**Instructions to follow**
Copy the listing verbatim, excluding any images found in it.

**Given records**
- - -
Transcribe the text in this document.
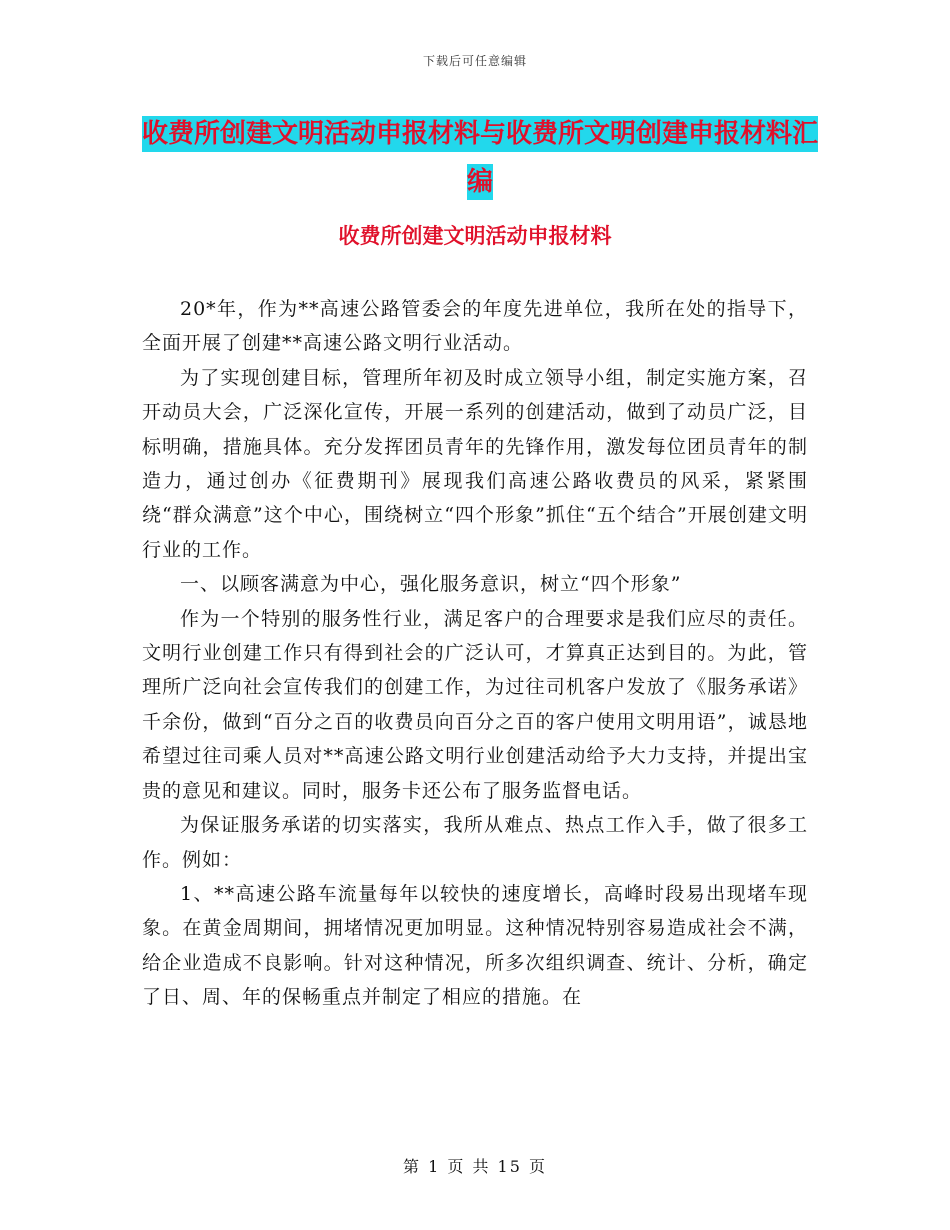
下载后可任意编辑
收费所创建文明活动申报材料与收费所文明创建申报材料汇编
收费所创建文明活动申报材料

20*年，作为**高速公路管委会的年度先进单位，我所在处的指导下，全面开展了创建**高速公路文明行业活动。

为了实现创建目标，管理所年初及时成立领导小组，制定实施方案，召开动员大会，广泛深化宣传，开展一系列的创建活动，做到了动员广泛，目标明确，措施具体。充分发挥团员青年的先锋作用，激发每位团员青年的制造力，通过创办《征费期刊》展现我们高速公路收费员的风采，紧紧围绕“群众满意”这个中心，围绕树立“四个形象”抓住“五个结合”开展创建文明行业的工作。

一、以顾客满意为中心，强化服务意识，树立“四个形象”

作为一个特别的服务性行业，满足客户的合理要求是我们应尽的责任。文明行业创建工作只有得到社会的广泛认可，才算真正达到目的。为此，管理所广泛向社会宣传我们的创建工作，为过往司机客户发放了《服务承诺》千余份，做到“百分之百的收费员向百分之百的客户使用文明用语”，诚恳地希望过往司乘人员对**高速公路文明行业创建活动给予大力支持，并提出宝贵的意见和建议。同时，服务卡还公布了服务监督电话。

为保证服务承诺的切实落实，我所从难点、热点工作入手，做了很多工作。例如：

1、**高速公路车流量每年以较快的速度增长，高峰时段易出现堵车现象。在黄金周期间，拥堵情况更加明显。这种情况特别容易造成社会不满，给企业造成不良影响。针对这种情况，所多次组织调查、统计、分析，确定了日、周、年的保畅重点并制定了相应的措施。在

第 1 页 共 15 页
- - -
**Result for this exercise**
Transcribe the text in this document.
下载后可任意编辑
收费所创建文明活动申报材料与收费所文明创建申报材料汇编
收费所创建文明活动申报材料

20*年，作为**高速公路管委会的年度先进单位，我所在处的指导下，全面开展了创建**高速公路文明行业活动。

为了实现创建目标，管理所年初及时成立领导小组，制定实施方案，召开动员大会，广泛深化宣传，开展一系列的创建活动，做到了动员广泛，目标明确，措施具体。充分发挥团员青年的先锋作用，激发每位团员青年的制造力，通过创办《征费期刊》展现我们高速公路收费员的风采，紧紧围绕“群众满意”这个中心，围绕树立“四个形象”抓住“五个结合”开展创建文明行业的工作。

一、以顾客满意为中心，强化服务意识，树立“四个形象”

作为一个特别的服务性行业，满足客户的合理要求是我们应尽的责任。文明行业创建工作只有得到社会的广泛认可，才算真正达到目的。为此，管理所广泛向社会宣传我们的创建工作，为过往司机客户发放了《服务承诺》千余份，做到“百分之百的收费员向百分之百的客户使用文明用语”，诚恳地希望过往司乘人员对**高速公路文明行业创建活动给予大力支持，并提出宝贵的意见和建议。同时，服务卡还公布了服务监督电话。

为保证服务承诺的切实落实，我所从难点、热点工作入手，做了很多工作。例如：

1、**高速公路车流量每年以较快的速度增长，高峰时段易出现堵车现象。在黄金周期间，拥堵情况更加明显。这种情况特别容易造成社会不满，给企业造成不良影响。针对这种情况，所多次组织调查、统计、分析，确定了日、周、年的保畅重点并制定了相应的措施。在

第 1 页 共 15 页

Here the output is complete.